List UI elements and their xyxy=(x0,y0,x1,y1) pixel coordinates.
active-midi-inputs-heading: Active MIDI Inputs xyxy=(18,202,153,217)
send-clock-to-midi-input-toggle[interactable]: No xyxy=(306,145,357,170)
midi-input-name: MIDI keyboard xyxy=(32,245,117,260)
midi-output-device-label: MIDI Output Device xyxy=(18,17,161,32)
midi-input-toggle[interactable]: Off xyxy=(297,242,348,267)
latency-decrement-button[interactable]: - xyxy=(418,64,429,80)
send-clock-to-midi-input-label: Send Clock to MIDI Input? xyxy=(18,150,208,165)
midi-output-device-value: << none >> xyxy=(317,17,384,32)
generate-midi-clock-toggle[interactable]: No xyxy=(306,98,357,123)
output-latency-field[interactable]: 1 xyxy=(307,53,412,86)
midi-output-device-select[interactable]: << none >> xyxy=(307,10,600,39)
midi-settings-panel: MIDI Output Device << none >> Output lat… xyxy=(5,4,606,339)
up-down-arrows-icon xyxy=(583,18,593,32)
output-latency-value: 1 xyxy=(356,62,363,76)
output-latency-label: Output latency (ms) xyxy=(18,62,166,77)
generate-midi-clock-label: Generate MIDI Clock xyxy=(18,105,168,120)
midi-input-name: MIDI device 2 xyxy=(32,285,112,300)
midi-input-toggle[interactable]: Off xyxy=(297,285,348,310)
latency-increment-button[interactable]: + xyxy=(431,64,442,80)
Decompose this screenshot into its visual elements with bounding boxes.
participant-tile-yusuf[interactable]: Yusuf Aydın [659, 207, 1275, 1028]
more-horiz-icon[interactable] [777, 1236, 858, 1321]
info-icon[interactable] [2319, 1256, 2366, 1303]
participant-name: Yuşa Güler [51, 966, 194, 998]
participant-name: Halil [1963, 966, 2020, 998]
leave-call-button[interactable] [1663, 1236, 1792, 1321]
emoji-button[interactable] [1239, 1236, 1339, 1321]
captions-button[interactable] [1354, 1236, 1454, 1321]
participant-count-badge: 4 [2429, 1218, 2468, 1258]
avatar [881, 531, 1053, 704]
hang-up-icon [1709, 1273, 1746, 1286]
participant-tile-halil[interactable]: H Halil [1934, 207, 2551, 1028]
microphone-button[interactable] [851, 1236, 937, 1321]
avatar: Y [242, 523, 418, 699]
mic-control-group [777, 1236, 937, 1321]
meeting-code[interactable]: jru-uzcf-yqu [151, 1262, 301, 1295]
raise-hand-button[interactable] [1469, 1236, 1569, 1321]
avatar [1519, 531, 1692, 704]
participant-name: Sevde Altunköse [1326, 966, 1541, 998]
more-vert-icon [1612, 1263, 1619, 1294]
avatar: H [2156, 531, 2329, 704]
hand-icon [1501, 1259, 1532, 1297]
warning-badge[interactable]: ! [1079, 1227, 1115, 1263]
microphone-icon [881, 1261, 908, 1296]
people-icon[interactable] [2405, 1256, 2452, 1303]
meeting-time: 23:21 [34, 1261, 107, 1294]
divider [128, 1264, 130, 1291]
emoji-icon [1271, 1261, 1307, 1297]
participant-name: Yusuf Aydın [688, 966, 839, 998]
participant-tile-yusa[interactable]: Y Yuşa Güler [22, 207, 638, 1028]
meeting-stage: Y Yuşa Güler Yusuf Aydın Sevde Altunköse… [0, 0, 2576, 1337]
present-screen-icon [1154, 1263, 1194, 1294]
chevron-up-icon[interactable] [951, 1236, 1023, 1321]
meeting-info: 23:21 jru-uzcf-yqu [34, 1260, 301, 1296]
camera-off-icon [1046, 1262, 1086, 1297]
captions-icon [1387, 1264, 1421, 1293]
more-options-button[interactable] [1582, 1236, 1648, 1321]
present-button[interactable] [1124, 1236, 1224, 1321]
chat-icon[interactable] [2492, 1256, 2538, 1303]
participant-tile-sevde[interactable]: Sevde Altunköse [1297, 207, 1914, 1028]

====

GIVEN TASK →
Reproduce the listing verbatim, beginning with its first line and ending after the line that contains "midi-input-toggle[interactable]: Off xyxy=(297,242,348,267)".

EXERCISE ANSWER →
List UI elements and their xyxy=(x0,y0,x1,y1) pixel coordinates.
active-midi-inputs-heading: Active MIDI Inputs xyxy=(18,202,153,217)
send-clock-to-midi-input-toggle[interactable]: No xyxy=(306,145,357,170)
midi-input-name: MIDI keyboard xyxy=(32,245,117,260)
midi-output-device-label: MIDI Output Device xyxy=(18,17,161,32)
midi-input-toggle[interactable]: Off xyxy=(297,242,348,267)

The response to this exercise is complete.